Work through the listing below and count the lines that hold "Section". Answer with the number alone.
___ THE INPUT
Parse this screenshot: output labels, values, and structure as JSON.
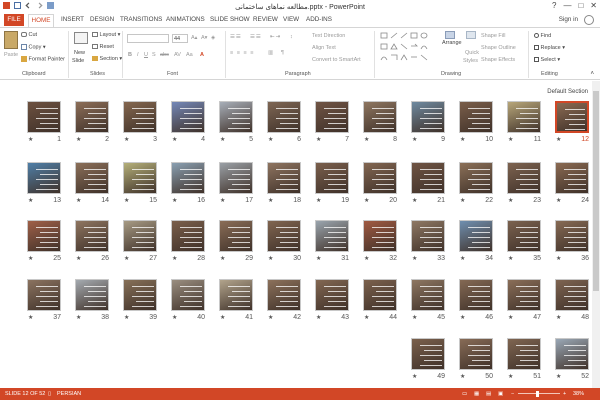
{
  "window": {
    "title": "مطالعه نماهای ساختمانی.pptx - PowerPoint",
    "help": "?",
    "minimize": "—",
    "maximize": "□",
    "close": "✕"
  },
  "tabs": [
    "FILE",
    "HOME",
    "INSERT",
    "DESIGN",
    "TRANSITIONS",
    "ANIMATIONS",
    "SLIDE SHOW",
    "REVIEW",
    "VIEW",
    "ADD-INS"
  ],
  "signin": "Sign in",
  "ribbon": {
    "clipboard": {
      "paste": "Paste",
      "cut": "Cut",
      "copy": "Copy",
      "format_painter": "Format Painter",
      "label": "Clipboard"
    },
    "slides": {
      "new_slide": "New",
      "new_slide2": "Slide",
      "layout": "Layout",
      "reset": "Reset",
      "section": "Section",
      "label": "Slides"
    },
    "font": {
      "size": "44",
      "label": "Font"
    },
    "paragraph": {
      "text_direction": "Text Direction",
      "align_text": "Align Text",
      "convert": "Convert to SmartArt",
      "label": "Paragraph"
    },
    "drawing": {
      "arrange": "Arrange",
      "quick_styles": "Quick",
      "quick_styles2": "Styles",
      "shape_fill": "Shape Fill",
      "shape_outline": "Shape Outline",
      "shape_effects": "Shape Effects",
      "label": "Drawing"
    },
    "editing": {
      "find": "Find",
      "replace": "Replace",
      "select": "Select",
      "label": "Editing"
    }
  },
  "section_label": "Default Section",
  "slides": [
    {
      "n": "12",
      "c": "#8a6a52",
      "selected": true
    },
    {
      "n": "11",
      "c": "#b8a77a"
    },
    {
      "n": "10",
      "c": "#7a5e4a"
    },
    {
      "n": "9",
      "c": "#6f8aa0"
    },
    {
      "n": "8",
      "c": "#8e7660"
    },
    {
      "n": "7",
      "c": "#705444"
    },
    {
      "n": "6",
      "c": "#7e6654"
    },
    {
      "n": "5",
      "c": "#a7aeb8"
    },
    {
      "n": "4",
      "c": "#7488b8"
    },
    {
      "n": "3",
      "c": "#84674f"
    },
    {
      "n": "2",
      "c": "#8c6e58"
    },
    {
      "n": "1",
      "c": "#6d5140"
    },
    {
      "n": "24",
      "c": "#8a6a52"
    },
    {
      "n": "23",
      "c": "#7d6350"
    },
    {
      "n": "22",
      "c": "#8b7058"
    },
    {
      "n": "21",
      "c": "#6f5443"
    },
    {
      "n": "20",
      "c": "#826651"
    },
    {
      "n": "19",
      "c": "#7a5f4c"
    },
    {
      "n": "18",
      "c": "#8e7460"
    },
    {
      "n": "17",
      "c": "#9aa0a6"
    },
    {
      "n": "16",
      "c": "#8aa0b2"
    },
    {
      "n": "15",
      "c": "#b5b07a"
    },
    {
      "n": "14",
      "c": "#8b6f59"
    },
    {
      "n": "13",
      "c": "#4f7fa8"
    },
    {
      "n": "36",
      "c": "#866a54"
    },
    {
      "n": "35",
      "c": "#7b624f"
    },
    {
      "n": "34",
      "c": "#6f8fb0"
    },
    {
      "n": "33",
      "c": "#8e7864"
    },
    {
      "n": "32",
      "c": "#a05a42"
    },
    {
      "n": "31",
      "c": "#9aa5ae"
    },
    {
      "n": "30",
      "c": "#806550"
    },
    {
      "n": "29",
      "c": "#8a6d57"
    },
    {
      "n": "28",
      "c": "#7a5f4b"
    },
    {
      "n": "27",
      "c": "#a79b84"
    },
    {
      "n": "26",
      "c": "#8e7560"
    },
    {
      "n": "25",
      "c": "#a06048"
    },
    {
      "n": "48",
      "c": "#7e6451"
    },
    {
      "n": "47",
      "c": "#8a6e58"
    },
    {
      "n": "46",
      "c": "#846954"
    },
    {
      "n": "45",
      "c": "#8e7762"
    },
    {
      "n": "44",
      "c": "#7b614d"
    },
    {
      "n": "43",
      "c": "#826752"
    },
    {
      "n": "42",
      "c": "#8c715b"
    },
    {
      "n": "41",
      "c": "#b2a48c"
    },
    {
      "n": "40",
      "c": "#9a8e80"
    },
    {
      "n": "39",
      "c": "#867058"
    },
    {
      "n": "38",
      "c": "#a4aab0"
    },
    {
      "n": "37",
      "c": "#8b7360"
    },
    {
      "n": "52",
      "c": "#9aa8b6"
    },
    {
      "n": "51",
      "c": "#7f6551"
    },
    {
      "n": "50",
      "c": "#876b56"
    },
    {
      "n": "49",
      "c": "#7a604c"
    }
  ],
  "status": {
    "slide_of": "SLIDE 12 OF 52",
    "language": "PERSIAN",
    "zoom": "38%",
    "zoom_fraction": 0.45
  },
  "colors": {
    "accent": "#d24726"
  }
}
______
▸ FULL OUTPUT
2